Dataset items

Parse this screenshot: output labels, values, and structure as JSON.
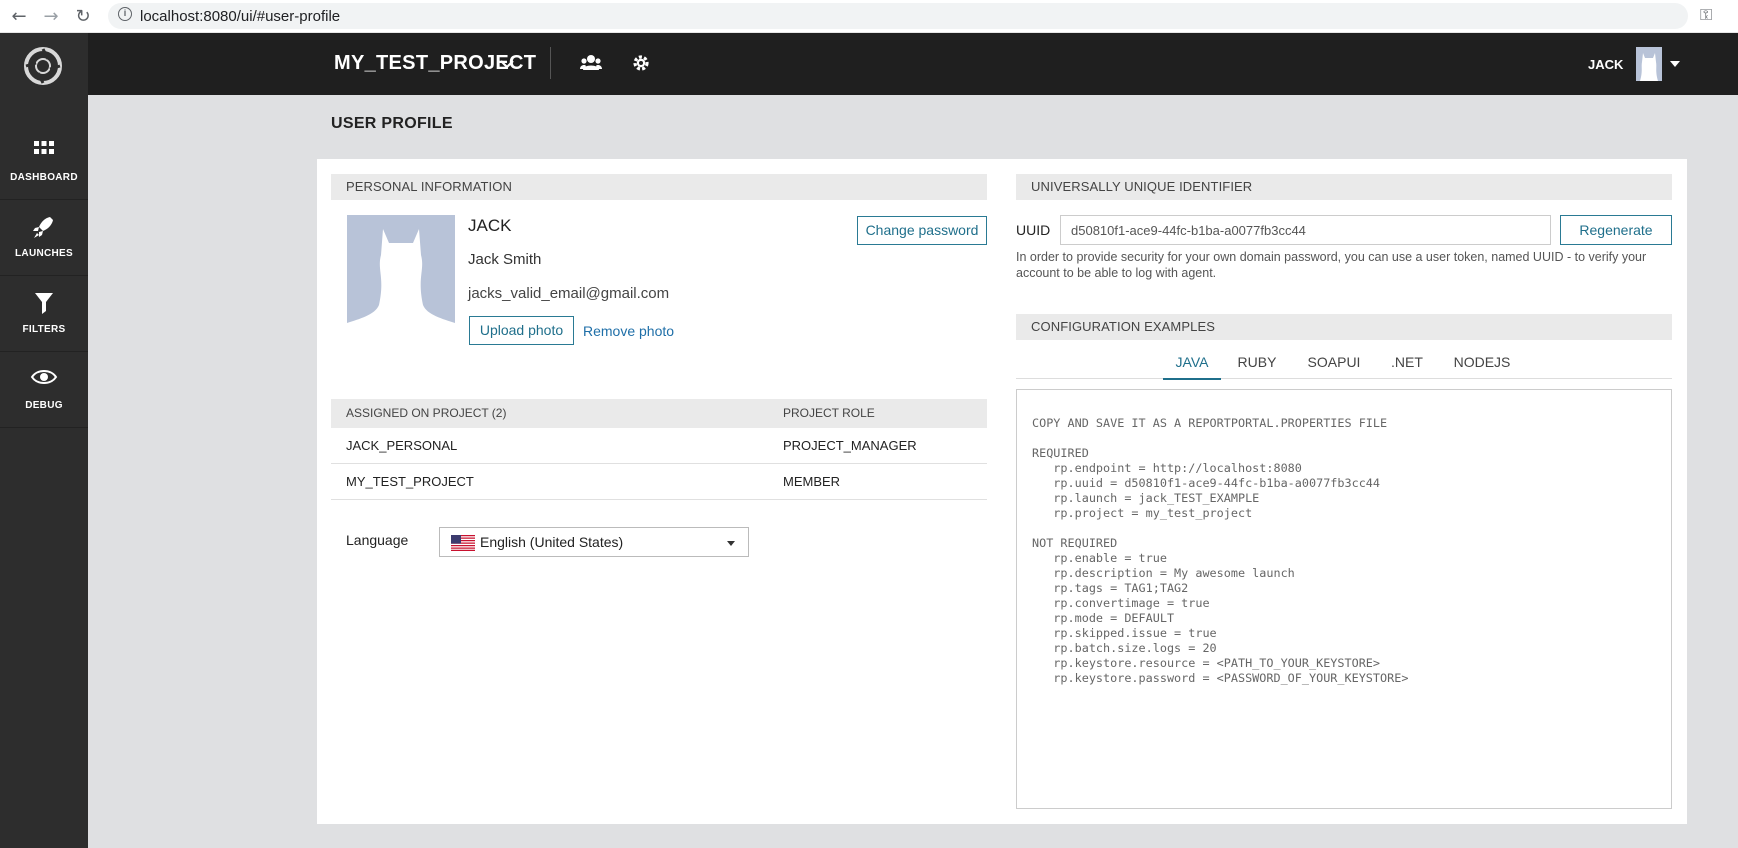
{
  "browser": {
    "url": "localhost:8080/ui/#user-profile"
  },
  "sidebar": {
    "items": [
      {
        "label": "DASHBOARD"
      },
      {
        "label": "LAUNCHES"
      },
      {
        "label": "FILTERS"
      },
      {
        "label": "DEBUG"
      }
    ]
  },
  "header": {
    "project": "MY_TEST_PROJECT",
    "user": "JACK"
  },
  "page": {
    "title": "USER PROFILE"
  },
  "personal": {
    "header": "PERSONAL INFORMATION",
    "username": "JACK",
    "full_name": "Jack Smith",
    "email": "jacks_valid_email@gmail.com",
    "change_password": "Change password",
    "upload_photo": "Upload photo",
    "remove_photo": "Remove photo"
  },
  "projects": {
    "col_project": "ASSIGNED ON PROJECT (2)",
    "col_role": "PROJECT ROLE",
    "rows": [
      {
        "project": "JACK_PERSONAL",
        "role": "PROJECT_MANAGER"
      },
      {
        "project": "MY_TEST_PROJECT",
        "role": "MEMBER"
      }
    ]
  },
  "language": {
    "label": "Language",
    "selected": "English (United States)"
  },
  "uuid": {
    "header": "UNIVERSALLY UNIQUE IDENTIFIER",
    "label": "UUID",
    "value": "d50810f1-ace9-44fc-b1ba-a0077fb3cc44",
    "regenerate": "Regenerate",
    "help": "In order to provide security for your own domain password, you can use a user token, named UUID - to verify your account to be able to log with agent."
  },
  "config": {
    "header": "CONFIGURATION EXAMPLES",
    "tabs": [
      "JAVA",
      "RUBY",
      "SOAPUI",
      ".NET",
      "NODEJS"
    ],
    "active_tab": "JAVA",
    "code": "COPY AND SAVE IT AS A REPORTPORTAL.PROPERTIES FILE\n\nREQUIRED\n   rp.endpoint = http://localhost:8080\n   rp.uuid = d50810f1-ace9-44fc-b1ba-a0077fb3cc44\n   rp.launch = jack_TEST_EXAMPLE\n   rp.project = my_test_project\n\nNOT REQUIRED\n   rp.enable = true\n   rp.description = My awesome launch\n   rp.tags = TAG1;TAG2\n   rp.convertimage = true\n   rp.mode = DEFAULT\n   rp.skipped.issue = true\n   rp.batch.size.logs = 20\n   rp.keystore.resource = <PATH_TO_YOUR_KEYSTORE>\n   rp.keystore.password = <PASSWORD_OF_YOUR_KEYSTORE>"
  },
  "colors": {
    "sidebar": "#2d2d2d",
    "topbar": "#1f1f1f",
    "accent": "#1f6f8b",
    "avatar_bg": "#b8c3d8"
  }
}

▶ **Required task**
Pictures are to be left out; repeat all the remaining data exactly.

▶ **Output below**
Parse this screenshot: output labels, values, and structure as JSON.
{
  "browser": {
    "url": "localhost:8080/ui/#user-profile"
  },
  "sidebar": {
    "items": [
      {
        "label": "DASHBOARD"
      },
      {
        "label": "LAUNCHES"
      },
      {
        "label": "FILTERS"
      },
      {
        "label": "DEBUG"
      }
    ]
  },
  "header": {
    "project": "MY_TEST_PROJECT",
    "user": "JACK"
  },
  "page": {
    "title": "USER PROFILE"
  },
  "personal": {
    "header": "PERSONAL INFORMATION",
    "username": "JACK",
    "full_name": "Jack Smith",
    "email": "jacks_valid_email@gmail.com",
    "change_password": "Change password",
    "upload_photo": "Upload photo",
    "remove_photo": "Remove photo"
  },
  "projects": {
    "col_project": "ASSIGNED ON PROJECT (2)",
    "col_role": "PROJECT ROLE",
    "rows": [
      {
        "project": "JACK_PERSONAL",
        "role": "PROJECT_MANAGER"
      },
      {
        "project": "MY_TEST_PROJECT",
        "role": "MEMBER"
      }
    ]
  },
  "language": {
    "label": "Language",
    "selected": "English (United States)"
  },
  "uuid": {
    "header": "UNIVERSALLY UNIQUE IDENTIFIER",
    "label": "UUID",
    "value": "d50810f1-ace9-44fc-b1ba-a0077fb3cc44",
    "regenerate": "Regenerate",
    "help": "In order to provide security for your own domain password, you can use a user token, named UUID - to verify your account to be able to log with agent."
  },
  "config": {
    "header": "CONFIGURATION EXAMPLES",
    "tabs": [
      "JAVA",
      "RUBY",
      "SOAPUI",
      ".NET",
      "NODEJS"
    ],
    "active_tab": "JAVA",
    "code": "COPY AND SAVE IT AS A REPORTPORTAL.PROPERTIES FILE\n\nREQUIRED\n   rp.endpoint = http://localhost:8080\n   rp.uuid = d50810f1-ace9-44fc-b1ba-a0077fb3cc44\n   rp.launch = jack_TEST_EXAMPLE\n   rp.project = my_test_project\n\nNOT REQUIRED\n   rp.enable = true\n   rp.description = My awesome launch\n   rp.tags = TAG1;TAG2\n   rp.convertimage = true\n   rp.mode = DEFAULT\n   rp.skipped.issue = true\n   rp.batch.size.logs = 20\n   rp.keystore.resource = <PATH_TO_YOUR_KEYSTORE>\n   rp.keystore.password = <PASSWORD_OF_YOUR_KEYSTORE>"
  },
  "colors": {
    "sidebar": "#2d2d2d",
    "topbar": "#1f1f1f",
    "accent": "#1f6f8b",
    "avatar_bg": "#b8c3d8"
  }
}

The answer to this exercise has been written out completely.